• **TEXTE FOURNI**:
┏━━

À 4h30 du matin, le jour se levait sur Hochelaga pis on dormait pas encore. Ça fait que mon ami Bernard pis moé, on a décidé d’aller prendre une marche. Pour te replacer dans le contexte, on était dans le Hochelag’ du tournant des années 2000, ben avant qu’on commence à parler de gentrification. C’était pas la même game pantoute. Mais dans nos yeux de gars vraiment altérés, le soleil qui se levait dans les ruelles d’Hochelaga était à peu près la plus belle chose au monde.
Ceux qui connaissent le quartier savent qu’il y a un petit parc, pas loin du coin de la rue Adam pis Darling. Là, t’es dans le Sud-Ouest du quartier, l’Hochelag’ pure et dure; tu peux pas être plus loin d’HoMa que ça! Nous autres, on est arrivés là vers 4h45 du mat’, en s’émerveillant sur le chant des moineaux dans la lueur du l’aube.
C’est là qu’on a vu un gars qu’on pourra jamais oublier.
Le dude se promenait yinque en chest dans le parc en chantant à tue-tête : “Heille ma gang de malades, vous êtes donc oùùùùùù?????!!!??”. Il portait une estie de grosse cicatrice qui lui déchirait un biceps. Y devait pas avoir plus que 30 ou 40 grammes de gras dans tout son corps, pis même s’il était musclé que l’calice, tu voyais que le gars avait pas l’air en santé pantoute…
N’importe quelle personne à jeun se serait sauvée en voyant ce gars-là.
Nous autres, ben on s’est laissé aborder par le gars qui nous demandait si on avait du papier à rouler. Encore là, la chose intelligente à faire aurait été de dire non, même si on en avait. Mais lui nous avait déjà dit qu’il avait du weed, faque on avait comme pas trop le choix de lui avouer qu’on avait du pape.
Le gars a roulé un batte en continuant de chanter. On est vite passés de Daniel Boucher à Plume Latraverse. Lui pis moé, on connaissait bien la toune La marde, de Plume. Les paroles sont assez simples et il s’est mis à la chanter de toutes ses forces, en roulant :
On a toute sa marde à manger, dans la viiiie
Le bonheur c’est rien qu’une question d’appétiiiit
On a tous sa marde à manger dans la viiiiie
Ouvre ta gueule, prends ta bouchée et puis sourriiiiis
Hostie.
Quand le gars a eu fini de rouler le batte, on s’est vite rendu compte que personne avait de feu. Rendu là, il devait ben être 5 heures du matin, pis je commençais à trouver que ce serait une pas pire idée d’oublier ça pis de rentrer chez nous.

┗━━

• **DONNÉES FOURNIES**:
┏━━

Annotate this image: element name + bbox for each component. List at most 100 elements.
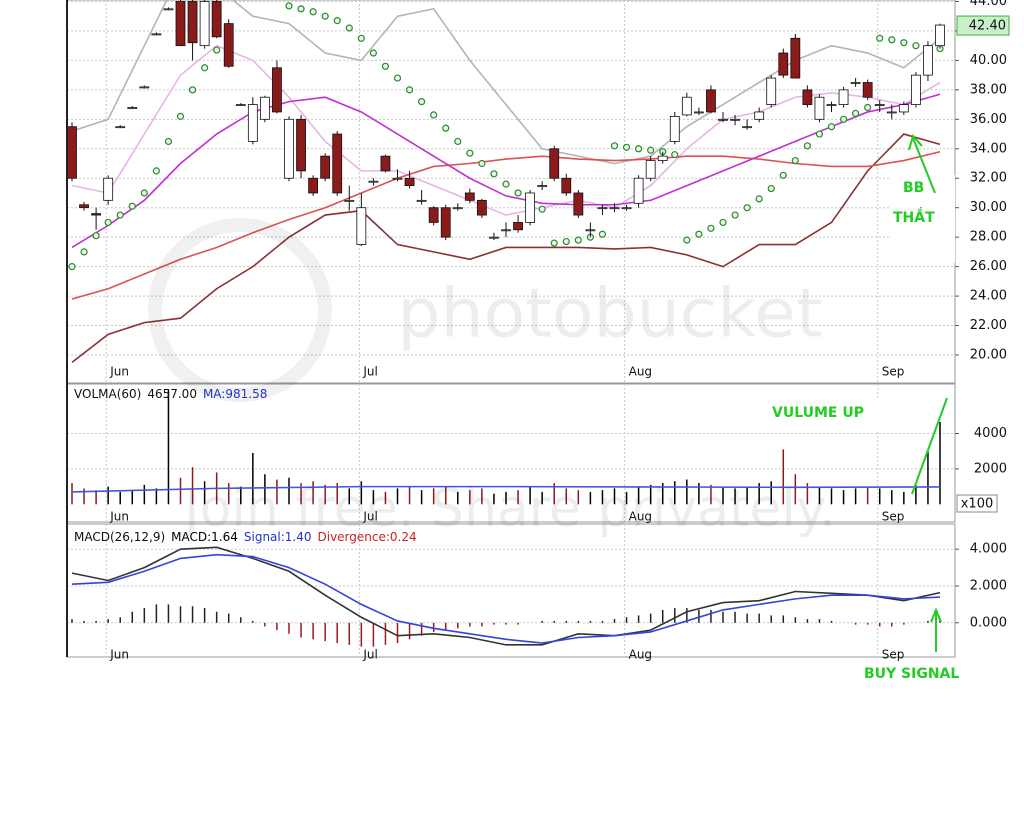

┗━━

• **TÂCHES ET EXERCICES**:
**a.** Répondez aux questions suivantes à partir du récit de la promenade à l'aube dans Hochelaga :
(i) Vers quelle heure les deux amis sont-ils arrivés au petit parc ?
(ii) Que l'homme rencontré dans le parc leur a-t-il demandé ?
(iii) Quelle chanson de Plume Latraverse l'homme s'est-il mis à chanter en roulant ?
**b.** Prolongez le récit de la promenade à l'aube dans Hochelaga à partir de sa dernière phrase.
Les données constituent un matériau distinct du texte.

• **RÉPONSES PAR TÂCHE**:
**a.**
(i) Vers 4h45 du matin.
(ii) S'ils avaient du papier à rouler.
(iii) La marde.

**b.**
Mais le colosse en question allait pas se laisser décourager de même : “Nenon, les gars, j’vas en trouver du feu moé!”. Mon chum pis moé, on s’est jeté un regard indécis… Pis on a suivi le gars sans vraiment le vouloir, jusqu’à la porte d’une maison où il a sonné (avant de commencer à varger s’a porte).
Nous autres, on trouvait déjà pu ça drôle, mais on a carrément débuzzé quand on a vu un gars qui avait l’air d’un Hells patché ouvrir la porte, yinque en Fruit of the loom blanche pis en tattoos. Avec les bombes d’Hiroshima pis de Nagasaki dins yeux, il a regardé notre nouvel ami en lui criant : “QUOSSÉ QUE TU VEUX CALISSE!?!”. Notre chum a décidé de pas se laisser intimider pis a répondu “CALME-TOÉ TABARNAK J’VEUX RIEN QUE DU FEU!!!”
– TU VAS ALLER CHIER, TABARNAK, J’ÉTAIS EN TRAIN DE DORMIR, DÉCALICE!
– HEILLE, LAISSE-MOÉ DONC AU MOINS M’ALLUMER SUR TON TOASTER CALICE!
Ils ont continué de même pendant quelques secondes, jusqu’à temps que le biker remarque que le balafré était pas tu seul. Là, il s’est mis à nous regarder, pendant qu’on chiait dans nos culottes, du haut de nos 150 livres.
– QUOSSÉ QUE VOUS FAITES ICITTE, VOUS AUTRES?????
– Oh, euh, scusez han. Euh on voulait vraiment pas vous déranger. Tsé, on voulait juste du feu…
– SI VOUS ME DÉRANGEZ???? J’VAS VOUS ARRACHER À TÊTE, CALICE!!!
Pas besoin de te dire, qu’on a viré les talons pis crissé notre camp de sa propriété au p.c.!
Vu que le gars était tout nu en dessous de ses bobettes pis de ses tatoos, il nous a pas suivis trop longtemps.
Mais notre nouveau chum, lui, est resté avec nous. On commençait à trouver ça de moins en moins l’fun! Surtout qu’il commençait à être vraiment en tabarnak de pas avoir de feu… Pour te donner une idée, le gars a décid é de se défouler en lançant une bouche d’égout, comme un frisbee! Pour vrai, j’oublierai jamais le bruit que ça a fait en frappant le mur de la grosse église juste à côté…
On avait pas eu le temps de s’en remettre que le gars faisait irruption dans un autobus de la ville avec son joint dans la main. On voyait par la fenêtre qu’il demandait à chaque passager s’il avait du feu. Ben cré-moé, cré-moé pas, il est ressorti de là avec un grand sourire victorieux et son joint allumé!
Quelques minutes plus tard, Bernard pis moé, on commençait discrètement à marcher en direction de chez nous. C’est là que le gars s’est mis entre nous autres, bras dessus bras dessous en disant :
– Ouin, facque les gars, où c’est qu’on couche à soir?
– Ben là, mon ami pis moé, on va dormir chez moi… Toé, je le sais pas…
– Ben là… Qu’est-ce que je vais faire moé? J’vas être dans marde!
– … Tu te rappelles la toune de Plume han?
– … On a toute sa marde à manger dans la vie?
– Ouin, ben c’est ça là…
Ça fait que notre nouvel ami est resté planté là pendant qu’on s’en retournait coucher chez nous en se sentant vraiment cheap.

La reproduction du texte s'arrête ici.